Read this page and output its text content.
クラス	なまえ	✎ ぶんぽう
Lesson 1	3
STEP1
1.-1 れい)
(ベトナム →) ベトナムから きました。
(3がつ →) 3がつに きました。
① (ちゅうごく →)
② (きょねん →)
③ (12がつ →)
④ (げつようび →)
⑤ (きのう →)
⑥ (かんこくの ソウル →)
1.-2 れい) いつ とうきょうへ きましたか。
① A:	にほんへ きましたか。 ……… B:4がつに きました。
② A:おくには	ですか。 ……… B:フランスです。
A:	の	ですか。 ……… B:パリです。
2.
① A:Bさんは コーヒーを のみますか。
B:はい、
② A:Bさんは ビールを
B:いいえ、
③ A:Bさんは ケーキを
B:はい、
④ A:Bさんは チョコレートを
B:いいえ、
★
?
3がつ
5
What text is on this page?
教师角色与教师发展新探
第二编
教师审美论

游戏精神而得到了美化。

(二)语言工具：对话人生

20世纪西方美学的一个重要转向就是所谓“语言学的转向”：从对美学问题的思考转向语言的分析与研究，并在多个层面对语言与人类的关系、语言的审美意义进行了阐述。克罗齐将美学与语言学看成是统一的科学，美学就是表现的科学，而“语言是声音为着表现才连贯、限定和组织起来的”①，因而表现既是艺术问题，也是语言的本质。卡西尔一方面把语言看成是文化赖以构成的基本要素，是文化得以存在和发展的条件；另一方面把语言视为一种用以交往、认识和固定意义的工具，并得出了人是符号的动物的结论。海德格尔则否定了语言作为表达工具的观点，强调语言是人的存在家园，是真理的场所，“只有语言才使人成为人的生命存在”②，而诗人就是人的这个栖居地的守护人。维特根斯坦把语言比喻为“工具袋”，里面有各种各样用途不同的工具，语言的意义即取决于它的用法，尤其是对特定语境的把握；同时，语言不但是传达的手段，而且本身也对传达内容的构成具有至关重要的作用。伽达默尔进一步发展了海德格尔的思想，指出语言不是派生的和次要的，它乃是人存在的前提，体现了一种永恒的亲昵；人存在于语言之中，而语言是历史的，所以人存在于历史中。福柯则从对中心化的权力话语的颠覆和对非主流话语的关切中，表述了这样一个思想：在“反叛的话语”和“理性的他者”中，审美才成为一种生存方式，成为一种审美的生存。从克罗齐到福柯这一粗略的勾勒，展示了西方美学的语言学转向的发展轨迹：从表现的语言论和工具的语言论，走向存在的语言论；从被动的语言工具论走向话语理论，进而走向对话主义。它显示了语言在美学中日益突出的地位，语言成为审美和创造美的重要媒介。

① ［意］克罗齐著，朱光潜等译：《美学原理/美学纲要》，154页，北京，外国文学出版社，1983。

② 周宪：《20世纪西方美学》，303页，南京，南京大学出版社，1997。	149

**********

> Given instruction: Return every record above exactly as it appears.

> Result of the exercise:
Read this page and output its text content.
クラス	なまえ	✎ ぶんぽう
Lesson 1	3
STEP1
1.-1 れい)
(ベトナム →) ベトナムから きました。
(3がつ →) 3がつに きました。
① (ちゅうごく →)
② (きょねん →)
③ (12がつ →)
④ (げつようび →)
⑤ (きのう →)
⑥ (かんこくの ソウル →)
1.-2 れい) いつ とうきょうへ きましたか。
① A:	にほんへ きましたか。 ……… B:4がつに きました。
② A:おくには	ですか。 ……… B:フランスです。
A:	の	ですか。 ……… B:パリです。
2.
① A:Bさんは コーヒーを のみますか。
B:はい、
② A:Bさんは ビールを
B:いいえ、
③ A:Bさんは ケーキを
B:はい、
④ A:Bさんは チョコレートを
B:いいえ、
★
?
3がつ
5
What text is on this page?
教师角色与教师发展新探
第二编
教师审美论

游戏精神而得到了美化。

(二)语言工具：对话人生

20世纪西方美学的一个重要转向就是所谓“语言学的转向”：从对美学问题的思考转向语言的分析与研究，并在多个层面对语言与人类的关系、语言的审美意义进行了阐述。克罗齐将美学与语言学看成是统一的科学，美学就是表现的科学，而“语言是声音为着表现才连贯、限定和组织起来的”①，因而表现既是艺术问题，也是语言的本质。卡西尔一方面把语言看成是文化赖以构成的基本要素，是文化得以存在和发展的条件；另一方面把语言视为一种用以交往、认识和固定意义的工具，并得出了人是符号的动物的结论。海德格尔则否定了语言作为表达工具的观点，强调语言是人的存在家园，是真理的场所，“只有语言才使人成为人的生命存在”②，而诗人就是人的这个栖居地的守护人。维特根斯坦把语言比喻为“工具袋”，里面有各种各样用途不同的工具，语言的意义即取决于它的用法，尤其是对特定语境的把握；同时，语言不但是传达的手段，而且本身也对传达内容的构成具有至关重要的作用。伽达默尔进一步发展了海德格尔的思想，指出语言不是派生的和次要的，它乃是人存在的前提，体现了一种永恒的亲昵；人存在于语言之中，而语言是历史的，所以人存在于历史中。福柯则从对中心化的权力话语的颠覆和对非主流话语的关切中，表述了这样一个思想：在“反叛的话语”和“理性的他者”中，审美才成为一种生存方式，成为一种审美的生存。从克罗齐到福柯这一粗略的勾勒，展示了西方美学的语言学转向的发展轨迹：从表现的语言论和工具的语言论，走向存在的语言论；从被动的语言工具论走向话语理论，进而走向对话主义。它显示了语言在美学中日益突出的地位，语言成为审美和创造美的重要媒介。

① ［意］克罗齐著，朱光潜等译：《美学原理/美学纲要》，154页，北京，外国文学出版社，1983。

② 周宪：《20世纪西方美学》，303页，南京，南京大学出版社，1997。	149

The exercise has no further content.